(Figure collection entries)
%%

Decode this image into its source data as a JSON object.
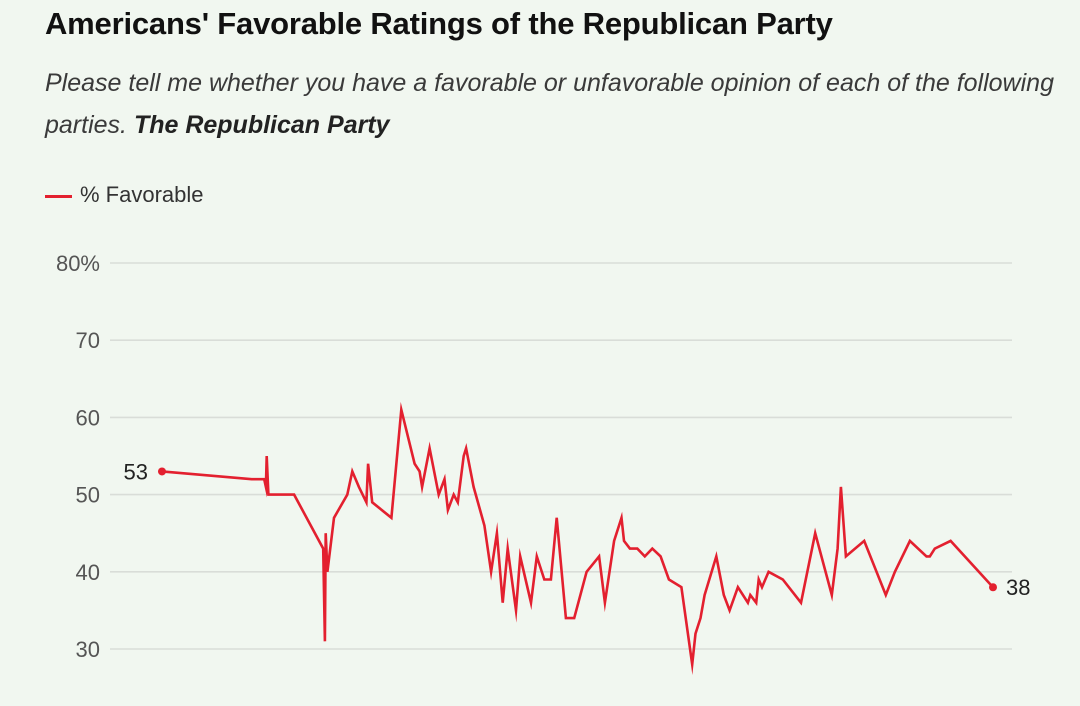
{
  "header": {
    "title": "Americans' Favorable Ratings of the Republican Party",
    "subtitle_plain": "Please tell me whether you have a favorable or unfavorable opinion of each of the following parties.",
    "subtitle_emphasis": "The Republican Party"
  },
  "legend": {
    "label": "% Favorable",
    "color": "#e3202f"
  },
  "chart_data": {
    "type": "line",
    "title": "Americans' Favorable Ratings of the Republican Party",
    "xlabel": "",
    "ylabel": "% Favorable",
    "ylim": [
      30,
      80
    ],
    "yticks": [
      80,
      70,
      60,
      50,
      40,
      30
    ],
    "ytick_labels": [
      "80%",
      "70",
      "60",
      "50",
      "40",
      "30"
    ],
    "xlim": [
      0,
      100
    ],
    "x_note": "No x-axis labels shown; x is a relative time index (0 = first poll, 100 = latest poll)",
    "grid": true,
    "legend_position": "top-left",
    "series": [
      {
        "name": "% Favorable",
        "color": "#e3202f",
        "x": [
          0,
          10.8,
          12.3,
          12.5,
          12.6,
          12.8,
          15.9,
          19.4,
          19.6,
          19.7,
          19.9,
          20.7,
          22.3,
          22.9,
          23.7,
          24.6,
          24.8,
          25.3,
          27.6,
          28.8,
          30.4,
          31.0,
          31.3,
          32.2,
          33.3,
          34.0,
          34.4,
          35.1,
          35.6,
          36.3,
          36.6,
          37.5,
          38.8,
          39.6,
          40.3,
          41.0,
          41.6,
          42.6,
          43.1,
          44.4,
          45.1,
          46.0,
          46.8,
          47.5,
          48.6,
          49.2,
          49.3,
          49.6,
          51.1,
          52.6,
          53.3,
          54.4,
          55.3,
          55.6,
          56.3,
          57.2,
          58.1,
          59.0,
          60.0,
          61.0,
          62.5,
          63.8,
          64.2,
          64.8,
          65.3,
          66.7,
          67.6,
          68.3,
          69.3,
          70.5,
          70.8,
          71.5,
          71.8,
          72.2,
          73.0,
          74.7,
          76.9,
          78.6,
          80.6,
          81.3,
          81.7,
          82.3,
          84.5,
          87.1,
          88.2,
          90.0,
          92.0,
          92.4,
          93.0,
          94.9,
          100
        ],
        "values": [
          53,
          52,
          52,
          51,
          55,
          50,
          50,
          43,
          31,
          45,
          40,
          47,
          50,
          53,
          51,
          49,
          54,
          49,
          47,
          61,
          54,
          53,
          51,
          56,
          50,
          52,
          48,
          50,
          49,
          55,
          56,
          51,
          46,
          40,
          45,
          36,
          43,
          35,
          42,
          36,
          42,
          39,
          39,
          47,
          34,
          34,
          34,
          34,
          40,
          42,
          36,
          44,
          47,
          44,
          43,
          43,
          42,
          43,
          42,
          39,
          38,
          28,
          32,
          34,
          37,
          42,
          37,
          35,
          38,
          36,
          37,
          36,
          39,
          38,
          40,
          39,
          36,
          45,
          37,
          43,
          51,
          42,
          44,
          37,
          40,
          44,
          42,
          42,
          43,
          44,
          38
        ]
      }
    ],
    "annotations": [
      {
        "text": "53",
        "target": "first point"
      },
      {
        "text": "38",
        "target": "last point"
      }
    ]
  }
}
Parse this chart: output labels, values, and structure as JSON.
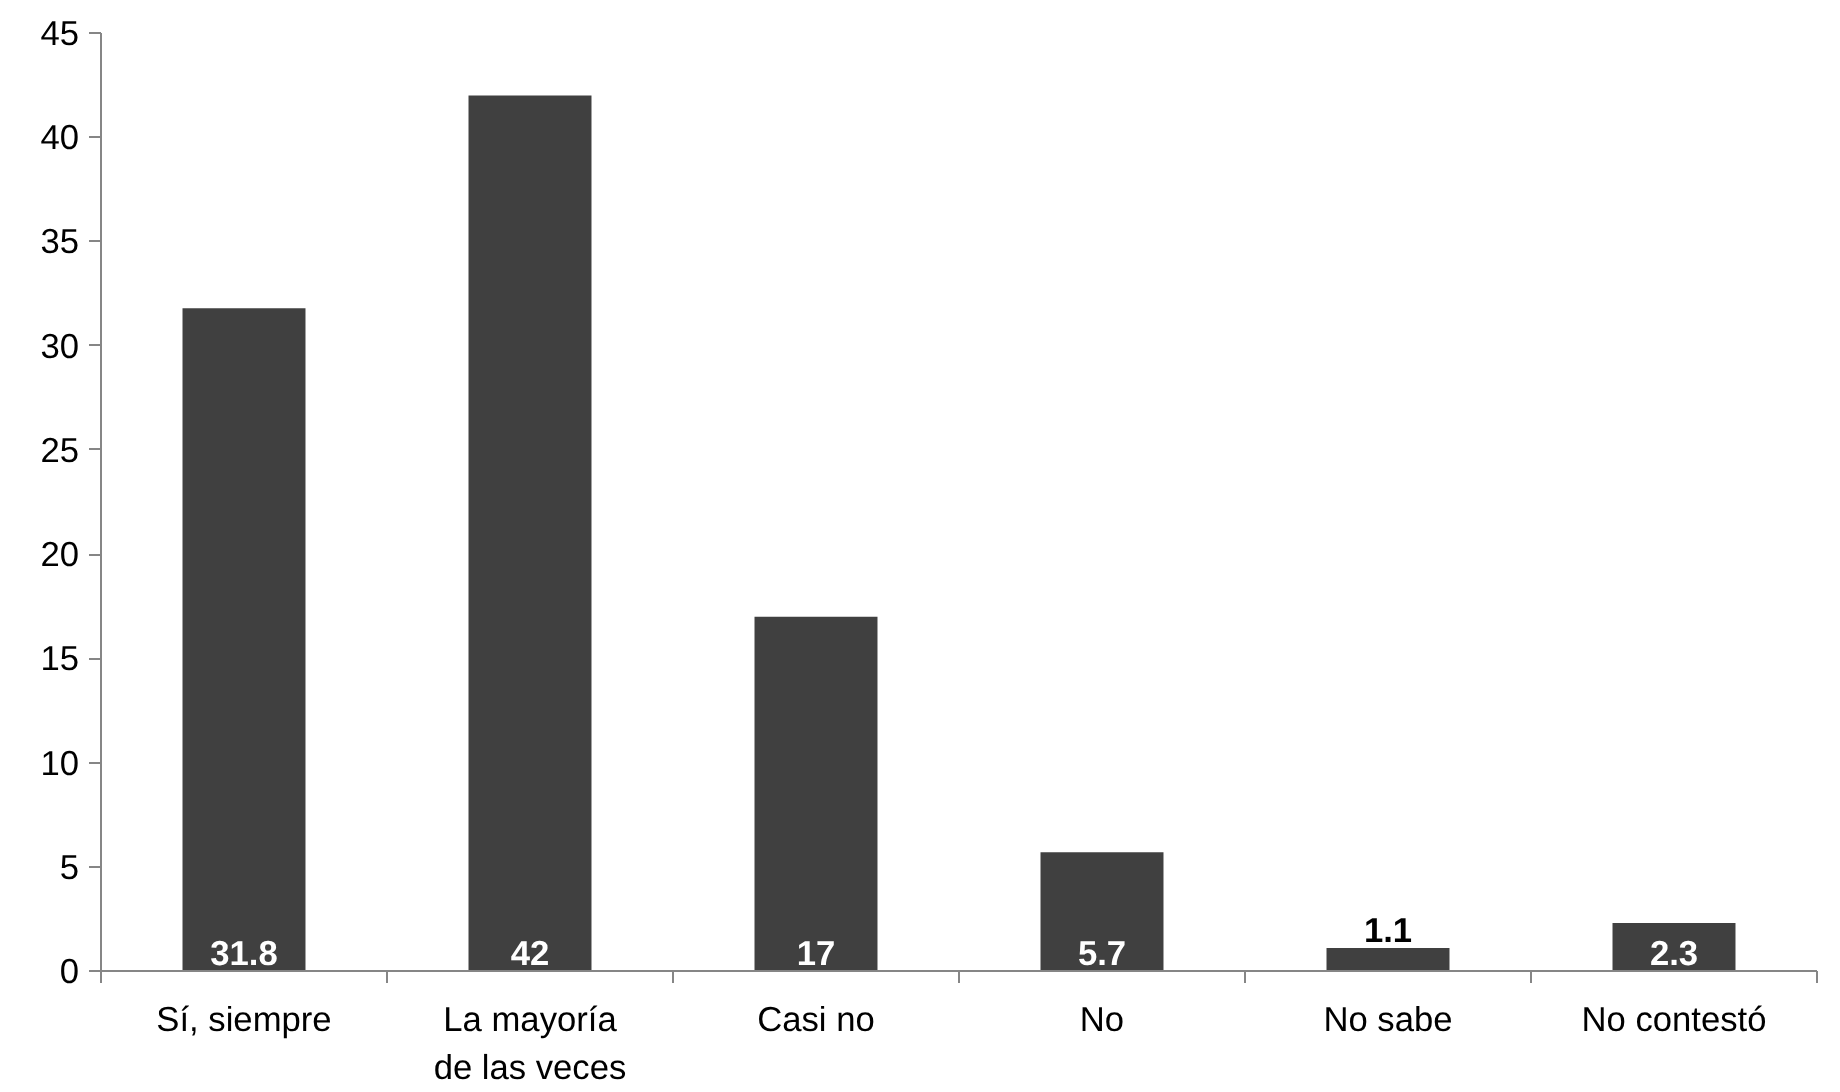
{
  "chart_data": {
    "type": "bar",
    "categories": [
      "Sí, siempre",
      "La mayoría\nde las veces",
      "Casi no",
      "No",
      "No sabe",
      "No contestó"
    ],
    "values": [
      31.8,
      42,
      17,
      5.7,
      1.1,
      2.3
    ],
    "color": "#404040",
    "ylim": [
      0,
      45
    ],
    "yticks": [
      0,
      5,
      10,
      15,
      20,
      25,
      30,
      35,
      40,
      45
    ],
    "grid": false,
    "data_labels": true
  }
}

%%

[Task to complete]: Copy out the records above in full, exactly as written, but not the pictures.

[Complete response]:
Decode this image into its source data as a JSON object.
{
  "header": {
    "title": "Americans' Favorable Ratings of the Republican Party",
    "subtitle_plain": "Please tell me whether you have a favorable or unfavorable opinion of each of the following parties.",
    "subtitle_emphasis": "The Republican Party"
  },
  "legend": {
    "label": "% Favorable",
    "color": "#e3202f"
  },
  "chart_data": {
    "type": "line",
    "title": "Americans' Favorable Ratings of the Republican Party",
    "xlabel": "",
    "ylabel": "% Favorable",
    "ylim": [
      30,
      80
    ],
    "yticks": [
      80,
      70,
      60,
      50,
      40,
      30
    ],
    "ytick_labels": [
      "80%",
      "70",
      "60",
      "50",
      "40",
      "30"
    ],
    "xlim": [
      0,
      100
    ],
    "x_note": "No x-axis labels shown; x is a relative time index (0 = first poll, 100 = latest poll)",
    "grid": true,
    "legend_position": "top-left",
    "series": [
      {
        "name": "% Favorable",
        "color": "#e3202f",
        "x": [
          0,
          10.8,
          12.3,
          12.5,
          12.6,
          12.8,
          15.9,
          19.4,
          19.6,
          19.7,
          19.9,
          20.7,
          22.3,
          22.9,
          23.7,
          24.6,
          24.8,
          25.3,
          27.6,
          28.8,
          30.4,
          31.0,
          31.3,
          32.2,
          33.3,
          34.0,
          34.4,
          35.1,
          35.6,
          36.3,
          36.6,
          37.5,
          38.8,
          39.6,
          40.3,
          41.0,
          41.6,
          42.6,
          43.1,
          44.4,
          45.1,
          46.0,
          46.8,
          47.5,
          48.6,
          49.2,
          49.3,
          49.6,
          51.1,
          52.6,
          53.3,
          54.4,
          55.3,
          55.6,
          56.3,
          57.2,
          58.1,
          59.0,
          60.0,
          61.0,
          62.5,
          63.8,
          64.2,
          64.8,
          65.3,
          66.7,
          67.6,
          68.3,
          69.3,
          70.5,
          70.8,
          71.5,
          71.8,
          72.2,
          73.0,
          74.7,
          76.9,
          78.6,
          80.6,
          81.3,
          81.7,
          82.3,
          84.5,
          87.1,
          88.2,
          90.0,
          92.0,
          92.4,
          93.0,
          94.9,
          100
        ],
        "values": [
          53,
          52,
          52,
          51,
          55,
          50,
          50,
          43,
          31,
          45,
          40,
          47,
          50,
          53,
          51,
          49,
          54,
          49,
          47,
          61,
          54,
          53,
          51,
          56,
          50,
          52,
          48,
          50,
          49,
          55,
          56,
          51,
          46,
          40,
          45,
          36,
          43,
          35,
          42,
          36,
          42,
          39,
          39,
          47,
          34,
          34,
          34,
          34,
          40,
          42,
          36,
          44,
          47,
          44,
          43,
          43,
          42,
          43,
          42,
          39,
          38,
          28,
          32,
          34,
          37,
          42,
          37,
          35,
          38,
          36,
          37,
          36,
          39,
          38,
          40,
          39,
          36,
          45,
          37,
          43,
          51,
          42,
          44,
          37,
          40,
          44,
          42,
          42,
          43,
          44,
          38
        ]
      }
    ],
    "annotations": [
      {
        "text": "53",
        "target": "first point"
      },
      {
        "text": "38",
        "target": "last point"
      }
    ]
  }
}
Parse this chart: output labels, values, and structure as JSON.
{
  "chart_data": {
    "type": "bar",
    "categories": [
      "Sí, siempre",
      "La mayoría\nde las veces",
      "Casi no",
      "No",
      "No sabe",
      "No contestó"
    ],
    "values": [
      31.8,
      42,
      17,
      5.7,
      1.1,
      2.3
    ],
    "color": "#404040",
    "ylim": [
      0,
      45
    ],
    "yticks": [
      0,
      5,
      10,
      15,
      20,
      25,
      30,
      35,
      40,
      45
    ],
    "grid": false,
    "data_labels": true
  }
}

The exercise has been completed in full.